» **WHAT THE TASK REQUIRES**
Retype every entry word for word.

» **Dataset entries on figures**

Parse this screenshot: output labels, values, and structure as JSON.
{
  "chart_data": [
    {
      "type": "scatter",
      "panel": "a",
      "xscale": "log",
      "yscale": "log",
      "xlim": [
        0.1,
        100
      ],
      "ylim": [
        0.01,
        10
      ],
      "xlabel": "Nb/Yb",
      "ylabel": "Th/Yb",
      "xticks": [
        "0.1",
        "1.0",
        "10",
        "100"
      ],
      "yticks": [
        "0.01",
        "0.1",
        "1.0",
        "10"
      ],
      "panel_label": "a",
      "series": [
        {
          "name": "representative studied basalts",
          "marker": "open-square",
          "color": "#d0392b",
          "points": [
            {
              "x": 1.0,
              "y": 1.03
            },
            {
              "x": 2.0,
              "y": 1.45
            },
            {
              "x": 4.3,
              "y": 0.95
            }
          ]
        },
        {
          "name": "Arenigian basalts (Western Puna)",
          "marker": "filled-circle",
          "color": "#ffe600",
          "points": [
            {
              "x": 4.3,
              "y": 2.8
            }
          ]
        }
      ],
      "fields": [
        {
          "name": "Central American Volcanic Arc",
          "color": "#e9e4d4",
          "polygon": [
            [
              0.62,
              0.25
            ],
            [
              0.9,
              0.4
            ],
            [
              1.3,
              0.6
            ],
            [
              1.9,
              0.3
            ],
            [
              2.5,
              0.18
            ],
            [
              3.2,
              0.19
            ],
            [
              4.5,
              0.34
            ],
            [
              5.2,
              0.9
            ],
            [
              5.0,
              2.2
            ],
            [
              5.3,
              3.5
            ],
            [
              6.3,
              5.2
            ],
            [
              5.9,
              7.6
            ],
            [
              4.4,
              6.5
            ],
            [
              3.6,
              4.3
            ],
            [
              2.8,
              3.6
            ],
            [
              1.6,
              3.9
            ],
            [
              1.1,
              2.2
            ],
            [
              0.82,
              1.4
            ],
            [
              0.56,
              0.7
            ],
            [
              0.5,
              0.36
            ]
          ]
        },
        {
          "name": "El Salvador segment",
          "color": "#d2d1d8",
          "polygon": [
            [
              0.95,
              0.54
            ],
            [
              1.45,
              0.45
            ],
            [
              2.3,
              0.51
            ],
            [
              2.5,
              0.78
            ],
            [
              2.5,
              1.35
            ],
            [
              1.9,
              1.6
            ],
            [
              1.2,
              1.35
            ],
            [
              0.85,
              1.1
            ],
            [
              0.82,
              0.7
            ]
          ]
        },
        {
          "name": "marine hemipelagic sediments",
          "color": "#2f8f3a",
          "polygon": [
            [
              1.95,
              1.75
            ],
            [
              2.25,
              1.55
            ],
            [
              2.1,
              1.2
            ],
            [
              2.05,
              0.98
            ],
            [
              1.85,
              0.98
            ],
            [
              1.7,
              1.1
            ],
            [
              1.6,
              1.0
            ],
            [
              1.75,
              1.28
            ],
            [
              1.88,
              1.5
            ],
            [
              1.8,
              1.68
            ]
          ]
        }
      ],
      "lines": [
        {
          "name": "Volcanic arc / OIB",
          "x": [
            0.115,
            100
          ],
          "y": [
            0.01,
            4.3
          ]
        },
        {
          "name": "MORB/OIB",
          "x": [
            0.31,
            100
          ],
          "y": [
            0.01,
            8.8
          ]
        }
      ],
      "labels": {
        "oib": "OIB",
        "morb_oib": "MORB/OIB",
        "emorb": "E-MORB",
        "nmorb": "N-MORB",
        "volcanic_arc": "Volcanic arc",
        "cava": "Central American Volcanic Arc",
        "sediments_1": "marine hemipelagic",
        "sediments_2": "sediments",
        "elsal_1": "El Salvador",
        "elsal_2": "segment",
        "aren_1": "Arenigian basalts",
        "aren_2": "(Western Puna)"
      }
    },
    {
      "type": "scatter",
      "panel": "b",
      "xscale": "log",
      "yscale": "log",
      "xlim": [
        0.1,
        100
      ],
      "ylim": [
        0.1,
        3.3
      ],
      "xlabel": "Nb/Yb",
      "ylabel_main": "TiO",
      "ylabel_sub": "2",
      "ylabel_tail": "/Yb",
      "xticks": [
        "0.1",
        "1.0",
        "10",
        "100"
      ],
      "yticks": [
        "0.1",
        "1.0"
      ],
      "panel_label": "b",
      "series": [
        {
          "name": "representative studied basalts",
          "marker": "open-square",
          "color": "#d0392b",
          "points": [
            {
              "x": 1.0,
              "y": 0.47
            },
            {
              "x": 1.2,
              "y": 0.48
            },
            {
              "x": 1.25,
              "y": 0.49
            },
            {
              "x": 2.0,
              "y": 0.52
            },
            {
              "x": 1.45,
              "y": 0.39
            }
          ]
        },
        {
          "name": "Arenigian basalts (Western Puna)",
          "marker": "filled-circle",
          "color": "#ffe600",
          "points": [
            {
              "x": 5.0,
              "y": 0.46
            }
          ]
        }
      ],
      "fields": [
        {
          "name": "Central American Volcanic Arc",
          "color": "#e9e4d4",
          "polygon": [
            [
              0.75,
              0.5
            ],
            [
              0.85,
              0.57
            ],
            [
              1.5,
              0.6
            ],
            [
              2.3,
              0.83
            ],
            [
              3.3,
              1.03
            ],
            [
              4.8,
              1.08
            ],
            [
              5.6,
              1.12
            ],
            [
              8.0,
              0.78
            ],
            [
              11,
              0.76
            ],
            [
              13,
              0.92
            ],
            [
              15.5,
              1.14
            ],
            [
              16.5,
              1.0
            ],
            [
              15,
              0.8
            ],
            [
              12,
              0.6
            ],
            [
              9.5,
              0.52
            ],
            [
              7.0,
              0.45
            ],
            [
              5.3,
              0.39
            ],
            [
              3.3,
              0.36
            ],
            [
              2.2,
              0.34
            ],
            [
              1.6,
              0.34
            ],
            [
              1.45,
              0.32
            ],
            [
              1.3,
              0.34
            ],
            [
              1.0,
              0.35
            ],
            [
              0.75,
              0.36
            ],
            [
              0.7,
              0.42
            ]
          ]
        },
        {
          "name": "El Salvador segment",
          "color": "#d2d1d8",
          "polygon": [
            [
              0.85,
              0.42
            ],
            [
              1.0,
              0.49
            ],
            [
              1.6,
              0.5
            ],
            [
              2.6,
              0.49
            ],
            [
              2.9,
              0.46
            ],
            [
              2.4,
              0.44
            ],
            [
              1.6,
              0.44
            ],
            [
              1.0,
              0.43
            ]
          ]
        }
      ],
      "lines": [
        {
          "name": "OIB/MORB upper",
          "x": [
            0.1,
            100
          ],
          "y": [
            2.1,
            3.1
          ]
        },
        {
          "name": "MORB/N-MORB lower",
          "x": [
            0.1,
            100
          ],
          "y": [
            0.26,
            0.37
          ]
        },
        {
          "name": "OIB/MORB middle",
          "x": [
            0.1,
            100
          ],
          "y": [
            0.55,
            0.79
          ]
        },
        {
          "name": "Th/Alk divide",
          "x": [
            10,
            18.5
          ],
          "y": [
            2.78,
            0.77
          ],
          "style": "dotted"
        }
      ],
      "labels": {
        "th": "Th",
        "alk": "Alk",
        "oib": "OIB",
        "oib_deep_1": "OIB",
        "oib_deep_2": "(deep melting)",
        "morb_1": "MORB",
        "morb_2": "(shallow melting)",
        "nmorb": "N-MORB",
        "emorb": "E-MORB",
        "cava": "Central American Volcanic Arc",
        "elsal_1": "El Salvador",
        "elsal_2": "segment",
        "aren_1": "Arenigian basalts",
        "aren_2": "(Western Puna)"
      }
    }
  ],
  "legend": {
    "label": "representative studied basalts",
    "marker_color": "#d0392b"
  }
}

» **SOLUTION FOR THIS EXERCISE**
Parse this screenshot: output labels, values, and structure as JSON.
{
  "chart_data": [
    {
      "type": "scatter",
      "panel": "a",
      "xscale": "log",
      "yscale": "log",
      "xlim": [
        0.1,
        100
      ],
      "ylim": [
        0.01,
        10
      ],
      "xlabel": "Nb/Yb",
      "ylabel": "Th/Yb",
      "xticks": [
        "0.1",
        "1.0",
        "10",
        "100"
      ],
      "yticks": [
        "0.01",
        "0.1",
        "1.0",
        "10"
      ],
      "panel_label": "a",
      "series": [
        {
          "name": "representative studied basalts",
          "marker": "open-square",
          "color": "#d0392b",
          "points": [
            {
              "x": 1.0,
              "y": 1.03
            },
            {
              "x": 2.0,
              "y": 1.45
            },
            {
              "x": 4.3,
              "y": 0.95
            }
          ]
        },
        {
          "name": "Arenigian basalts (Western Puna)",
          "marker": "filled-circle",
          "color": "#ffe600",
          "points": [
            {
              "x": 4.3,
              "y": 2.8
            }
          ]
        }
      ],
      "fields": [
        {
          "name": "Central American Volcanic Arc",
          "color": "#e9e4d4",
          "polygon": [
            [
              0.62,
              0.25
            ],
            [
              0.9,
              0.4
            ],
            [
              1.3,
              0.6
            ],
            [
              1.9,
              0.3
            ],
            [
              2.5,
              0.18
            ],
            [
              3.2,
              0.19
            ],
            [
              4.5,
              0.34
            ],
            [
              5.2,
              0.9
            ],
            [
              5.0,
              2.2
            ],
            [
              5.3,
              3.5
            ],
            [
              6.3,
              5.2
            ],
            [
              5.9,
              7.6
            ],
            [
              4.4,
              6.5
            ],
            [
              3.6,
              4.3
            ],
            [
              2.8,
              3.6
            ],
            [
              1.6,
              3.9
            ],
            [
              1.1,
              2.2
            ],
            [
              0.82,
              1.4
            ],
            [
              0.56,
              0.7
            ],
            [
              0.5,
              0.36
            ]
          ]
        },
        {
          "name": "El Salvador segment",
          "color": "#d2d1d8",
          "polygon": [
            [
              0.95,
              0.54
            ],
            [
              1.45,
              0.45
            ],
            [
              2.3,
              0.51
            ],
            [
              2.5,
              0.78
            ],
            [
              2.5,
              1.35
            ],
            [
              1.9,
              1.6
            ],
            [
              1.2,
              1.35
            ],
            [
              0.85,
              1.1
            ],
            [
              0.82,
              0.7
            ]
          ]
        },
        {
          "name": "marine hemipelagic sediments",
          "color": "#2f8f3a",
          "polygon": [
            [
              1.95,
              1.75
            ],
            [
              2.25,
              1.55
            ],
            [
              2.1,
              1.2
            ],
            [
              2.05,
              0.98
            ],
            [
              1.85,
              0.98
            ],
            [
              1.7,
              1.1
            ],
            [
              1.6,
              1.0
            ],
            [
              1.75,
              1.28
            ],
            [
              1.88,
              1.5
            ],
            [
              1.8,
              1.68
            ]
          ]
        }
      ],
      "lines": [
        {
          "name": "Volcanic arc / OIB",
          "x": [
            0.115,
            100
          ],
          "y": [
            0.01,
            4.3
          ]
        },
        {
          "name": "MORB/OIB",
          "x": [
            0.31,
            100
          ],
          "y": [
            0.01,
            8.8
          ]
        }
      ],
      "labels": {
        "oib": "OIB",
        "morb_oib": "MORB/OIB",
        "emorb": "E-MORB",
        "nmorb": "N-MORB",
        "volcanic_arc": "Volcanic arc",
        "cava": "Central American Volcanic Arc",
        "sediments_1": "marine hemipelagic",
        "sediments_2": "sediments",
        "elsal_1": "El Salvador",
        "elsal_2": "segment",
        "aren_1": "Arenigian basalts",
        "aren_2": "(Western Puna)"
      }
    },
    {
      "type": "scatter",
      "panel": "b",
      "xscale": "log",
      "yscale": "log",
      "xlim": [
        0.1,
        100
      ],
      "ylim": [
        0.1,
        3.3
      ],
      "xlabel": "Nb/Yb",
      "ylabel_main": "TiO",
      "ylabel_sub": "2",
      "ylabel_tail": "/Yb",
      "xticks": [
        "0.1",
        "1.0",
        "10",
        "100"
      ],
      "yticks": [
        "0.1",
        "1.0"
      ],
      "panel_label": "b",
      "series": [
        {
          "name": "representative studied basalts",
          "marker": "open-square",
          "color": "#d0392b",
          "points": [
            {
              "x": 1.0,
              "y": 0.47
            },
            {
              "x": 1.2,
              "y": 0.48
            },
            {
              "x": 1.25,
              "y": 0.49
            },
            {
              "x": 2.0,
              "y": 0.52
            },
            {
              "x": 1.45,
              "y": 0.39
            }
          ]
        },
        {
          "name": "Arenigian basalts (Western Puna)",
          "marker": "filled-circle",
          "color": "#ffe600",
          "points": [
            {
              "x": 5.0,
              "y": 0.46
            }
          ]
        }
      ],
      "fields": [
        {
          "name": "Central American Volcanic Arc",
          "color": "#e9e4d4",
          "polygon": [
            [
              0.75,
              0.5
            ],
            [
              0.85,
              0.57
            ],
            [
              1.5,
              0.6
            ],
            [
              2.3,
              0.83
            ],
            [
              3.3,
              1.03
            ],
            [
              4.8,
              1.08
            ],
            [
              5.6,
              1.12
            ],
            [
              8.0,
              0.78
            ],
            [
              11,
              0.76
            ],
            [
              13,
              0.92
            ],
            [
              15.5,
              1.14
            ],
            [
              16.5,
              1.0
            ],
            [
              15,
              0.8
            ],
            [
              12,
              0.6
            ],
            [
              9.5,
              0.52
            ],
            [
              7.0,
              0.45
            ],
            [
              5.3,
              0.39
            ],
            [
              3.3,
              0.36
            ],
            [
              2.2,
              0.34
            ],
            [
              1.6,
              0.34
            ],
            [
              1.45,
              0.32
            ],
            [
              1.3,
              0.34
            ],
            [
              1.0,
              0.35
            ],
            [
              0.75,
              0.36
            ],
            [
              0.7,
              0.42
            ]
          ]
        },
        {
          "name": "El Salvador segment",
          "color": "#d2d1d8",
          "polygon": [
            [
              0.85,
              0.42
            ],
            [
              1.0,
              0.49
            ],
            [
              1.6,
              0.5
            ],
            [
              2.6,
              0.49
            ],
            [
              2.9,
              0.46
            ],
            [
              2.4,
              0.44
            ],
            [
              1.6,
              0.44
            ],
            [
              1.0,
              0.43
            ]
          ]
        }
      ],
      "lines": [
        {
          "name": "OIB/MORB upper",
          "x": [
            0.1,
            100
          ],
          "y": [
            2.1,
            3.1
          ]
        },
        {
          "name": "MORB/N-MORB lower",
          "x": [
            0.1,
            100
          ],
          "y": [
            0.26,
            0.37
          ]
        },
        {
          "name": "OIB/MORB middle",
          "x": [
            0.1,
            100
          ],
          "y": [
            0.55,
            0.79
          ]
        },
        {
          "name": "Th/Alk divide",
          "x": [
            10,
            18.5
          ],
          "y": [
            2.78,
            0.77
          ],
          "style": "dotted"
        }
      ],
      "labels": {
        "th": "Th",
        "alk": "Alk",
        "oib": "OIB",
        "oib_deep_1": "OIB",
        "oib_deep_2": "(deep melting)",
        "morb_1": "MORB",
        "morb_2": "(shallow melting)",
        "nmorb": "N-MORB",
        "emorb": "E-MORB",
        "cava": "Central American Volcanic Arc",
        "elsal_1": "El Salvador",
        "elsal_2": "segment",
        "aren_1": "Arenigian basalts",
        "aren_2": "(Western Puna)"
      }
    }
  ],
  "legend": {
    "label": "representative studied basalts",
    "marker_color": "#d0392b"
  }
}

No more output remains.